┌─ Selected passage
Josh Irby

Live from Sarajevo

Is Comfort Killing Your Soul?

In the West, we strive to make everything comfortable. We wake up in a cozy bed, take a steaming shower, dry with a downy soft towel, put on a tailored suit, settle into the leather seats of our car, crank up the air-conditioning, walk through the automatic doors at work, adjust our pneumatic chair, and chat on our hands-free telephone.

We are in love with comfort.

FrankCreative Commons License Al King via Compfight

We work hard to save money to retire comfortably.  Simultaneously, we go into ridiculous debt buying oversized houses—a room for everyone, plus a workout room, craft room, guest room, and movie room.

We are addicted to comfort.

But what if comfort is not actually good for us? What if it kills our souls? What if we are committing gradual soul suicide?

There is at least one place where I gladly jump on the comfort train—the dentist. Think about the days before anesthesia. The dentist gave you a stiff drink than started yanking. Today, they even put you to sleep for more serious operations. At the dentist, I am glad for the comfort that sedatives bring.

However, comfort in other areas of life seems to work in the same way.

Comfort is an Anesthesia. It puts us to sleep.

Comfort makes us lethargic. We become numb to our surroundings, blinded to ourselves. Comfort sedates us.

Think about kids who grow up with everything they want in life. What happens to them? They end up on a reality TV show shouting, “No, Dad! I wanted a RED car not a blue one!”
└─
┌─ Given data
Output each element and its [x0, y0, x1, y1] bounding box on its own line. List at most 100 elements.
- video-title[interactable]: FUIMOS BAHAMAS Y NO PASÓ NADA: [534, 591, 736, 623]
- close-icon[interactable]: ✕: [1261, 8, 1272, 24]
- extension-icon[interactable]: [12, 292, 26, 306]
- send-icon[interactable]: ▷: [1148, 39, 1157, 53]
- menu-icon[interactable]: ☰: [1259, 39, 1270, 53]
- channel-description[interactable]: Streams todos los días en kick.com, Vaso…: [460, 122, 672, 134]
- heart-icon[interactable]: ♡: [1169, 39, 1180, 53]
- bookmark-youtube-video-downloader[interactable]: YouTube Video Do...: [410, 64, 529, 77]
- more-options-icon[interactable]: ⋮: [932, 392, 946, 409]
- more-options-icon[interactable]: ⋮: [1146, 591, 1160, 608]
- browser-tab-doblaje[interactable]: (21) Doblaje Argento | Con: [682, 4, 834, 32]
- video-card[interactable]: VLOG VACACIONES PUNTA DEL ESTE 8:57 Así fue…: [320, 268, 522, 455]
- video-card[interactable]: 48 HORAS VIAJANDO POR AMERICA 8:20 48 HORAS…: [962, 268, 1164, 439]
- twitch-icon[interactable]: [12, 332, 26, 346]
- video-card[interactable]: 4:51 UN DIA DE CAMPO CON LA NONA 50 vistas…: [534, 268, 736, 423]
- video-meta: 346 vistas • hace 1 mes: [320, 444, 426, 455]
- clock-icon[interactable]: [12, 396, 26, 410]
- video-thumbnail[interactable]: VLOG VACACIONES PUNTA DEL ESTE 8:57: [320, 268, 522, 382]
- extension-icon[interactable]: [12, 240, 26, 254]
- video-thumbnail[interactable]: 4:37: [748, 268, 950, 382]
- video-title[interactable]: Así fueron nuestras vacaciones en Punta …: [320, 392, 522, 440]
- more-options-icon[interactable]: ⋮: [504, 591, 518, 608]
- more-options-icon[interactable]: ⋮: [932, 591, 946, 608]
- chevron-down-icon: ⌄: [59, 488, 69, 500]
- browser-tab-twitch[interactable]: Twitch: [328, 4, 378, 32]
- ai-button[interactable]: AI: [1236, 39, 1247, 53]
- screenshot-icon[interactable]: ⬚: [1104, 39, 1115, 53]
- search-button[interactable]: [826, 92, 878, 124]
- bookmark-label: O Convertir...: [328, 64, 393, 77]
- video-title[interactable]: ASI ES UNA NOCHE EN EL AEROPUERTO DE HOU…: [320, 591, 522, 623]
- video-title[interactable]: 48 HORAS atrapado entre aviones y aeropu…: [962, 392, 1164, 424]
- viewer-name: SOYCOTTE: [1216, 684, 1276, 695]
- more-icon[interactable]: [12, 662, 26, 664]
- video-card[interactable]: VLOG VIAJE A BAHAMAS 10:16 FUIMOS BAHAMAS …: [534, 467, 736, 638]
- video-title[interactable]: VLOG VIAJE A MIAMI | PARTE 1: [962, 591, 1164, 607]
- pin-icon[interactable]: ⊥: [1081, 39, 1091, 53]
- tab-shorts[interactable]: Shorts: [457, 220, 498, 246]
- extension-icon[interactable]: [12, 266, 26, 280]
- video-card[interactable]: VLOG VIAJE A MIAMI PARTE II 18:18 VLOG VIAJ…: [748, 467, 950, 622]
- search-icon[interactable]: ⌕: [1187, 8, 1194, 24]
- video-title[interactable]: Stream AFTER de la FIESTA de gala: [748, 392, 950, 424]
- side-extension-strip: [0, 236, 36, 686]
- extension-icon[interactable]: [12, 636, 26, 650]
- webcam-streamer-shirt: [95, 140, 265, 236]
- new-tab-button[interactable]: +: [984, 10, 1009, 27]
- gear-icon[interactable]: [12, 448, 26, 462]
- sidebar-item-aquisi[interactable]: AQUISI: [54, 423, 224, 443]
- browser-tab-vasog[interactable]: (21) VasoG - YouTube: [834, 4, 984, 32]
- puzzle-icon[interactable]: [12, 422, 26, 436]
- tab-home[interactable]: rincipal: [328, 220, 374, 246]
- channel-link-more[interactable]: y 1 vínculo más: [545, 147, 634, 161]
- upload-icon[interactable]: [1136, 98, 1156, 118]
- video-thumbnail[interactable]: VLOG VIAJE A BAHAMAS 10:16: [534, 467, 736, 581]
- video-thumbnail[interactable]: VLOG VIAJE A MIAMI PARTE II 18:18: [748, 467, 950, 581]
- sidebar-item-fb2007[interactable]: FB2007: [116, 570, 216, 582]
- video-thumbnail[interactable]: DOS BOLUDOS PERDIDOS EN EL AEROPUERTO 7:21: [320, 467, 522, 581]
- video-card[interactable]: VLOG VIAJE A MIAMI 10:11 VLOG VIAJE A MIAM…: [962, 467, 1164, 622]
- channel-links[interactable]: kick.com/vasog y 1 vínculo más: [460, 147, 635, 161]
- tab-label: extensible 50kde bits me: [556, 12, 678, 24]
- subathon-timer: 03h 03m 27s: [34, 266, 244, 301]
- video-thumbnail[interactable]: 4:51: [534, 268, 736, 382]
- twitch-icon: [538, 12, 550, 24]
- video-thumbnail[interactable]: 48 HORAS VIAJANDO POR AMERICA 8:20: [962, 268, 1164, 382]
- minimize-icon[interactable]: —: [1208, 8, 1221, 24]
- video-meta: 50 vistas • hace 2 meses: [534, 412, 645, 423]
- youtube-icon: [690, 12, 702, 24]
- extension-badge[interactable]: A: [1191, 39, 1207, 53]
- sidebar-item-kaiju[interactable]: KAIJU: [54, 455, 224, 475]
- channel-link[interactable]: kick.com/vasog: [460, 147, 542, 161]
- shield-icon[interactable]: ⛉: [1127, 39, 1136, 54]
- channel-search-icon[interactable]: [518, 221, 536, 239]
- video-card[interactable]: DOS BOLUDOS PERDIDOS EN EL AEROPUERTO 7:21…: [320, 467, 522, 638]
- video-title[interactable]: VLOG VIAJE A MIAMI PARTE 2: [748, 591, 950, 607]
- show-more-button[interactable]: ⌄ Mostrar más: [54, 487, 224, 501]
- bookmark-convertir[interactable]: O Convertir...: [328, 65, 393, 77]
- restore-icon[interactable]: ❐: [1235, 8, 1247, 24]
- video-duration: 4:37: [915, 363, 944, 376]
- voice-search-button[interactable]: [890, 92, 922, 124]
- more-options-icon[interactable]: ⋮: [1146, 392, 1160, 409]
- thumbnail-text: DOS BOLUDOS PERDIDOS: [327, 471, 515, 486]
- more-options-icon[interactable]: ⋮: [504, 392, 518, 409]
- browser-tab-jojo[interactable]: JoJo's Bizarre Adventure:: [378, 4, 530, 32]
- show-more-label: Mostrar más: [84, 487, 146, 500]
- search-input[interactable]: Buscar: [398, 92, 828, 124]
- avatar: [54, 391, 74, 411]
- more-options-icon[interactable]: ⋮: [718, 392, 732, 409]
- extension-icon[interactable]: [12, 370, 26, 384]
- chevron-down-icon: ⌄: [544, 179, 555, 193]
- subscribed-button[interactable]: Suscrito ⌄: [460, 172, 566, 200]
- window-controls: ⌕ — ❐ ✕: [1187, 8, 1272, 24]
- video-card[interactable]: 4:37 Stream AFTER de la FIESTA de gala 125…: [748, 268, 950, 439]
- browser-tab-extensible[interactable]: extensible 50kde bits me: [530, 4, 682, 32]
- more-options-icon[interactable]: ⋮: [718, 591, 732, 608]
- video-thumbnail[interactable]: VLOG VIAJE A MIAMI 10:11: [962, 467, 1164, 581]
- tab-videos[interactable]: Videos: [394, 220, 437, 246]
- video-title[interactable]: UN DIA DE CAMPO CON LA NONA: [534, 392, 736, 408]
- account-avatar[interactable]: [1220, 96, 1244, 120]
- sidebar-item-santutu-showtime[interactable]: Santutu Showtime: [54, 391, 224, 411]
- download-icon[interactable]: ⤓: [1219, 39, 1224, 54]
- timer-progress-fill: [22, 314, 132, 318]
└─
* _Exercise goal_
Copy the passage of the comfort essay that opens with "In the West, we" and closes with "addicted to comfort.", changing "oversized houses" to "enormous homes".

* _Task response_
In the West, we strive to make everything comfortable. We wake up in a cozy bed, take a steaming shower, dry with a downy soft towel, put on a tailored suit, settle into the leather seats of our car, crank up the air-conditioning, walk through the automatic doors at work, adjust our pneumatic chair, and chat on our hands-free telephone.

We are in love with comfort.

FrankCreative Commons License Al King via Compfight

We work hard to save money to retire comfortably.  Simultaneously, we go into ridiculous debt buying enormous homes—a room for everyone, plus a workout room, craft room, guest room, and movie room.

We are addicted to comfort.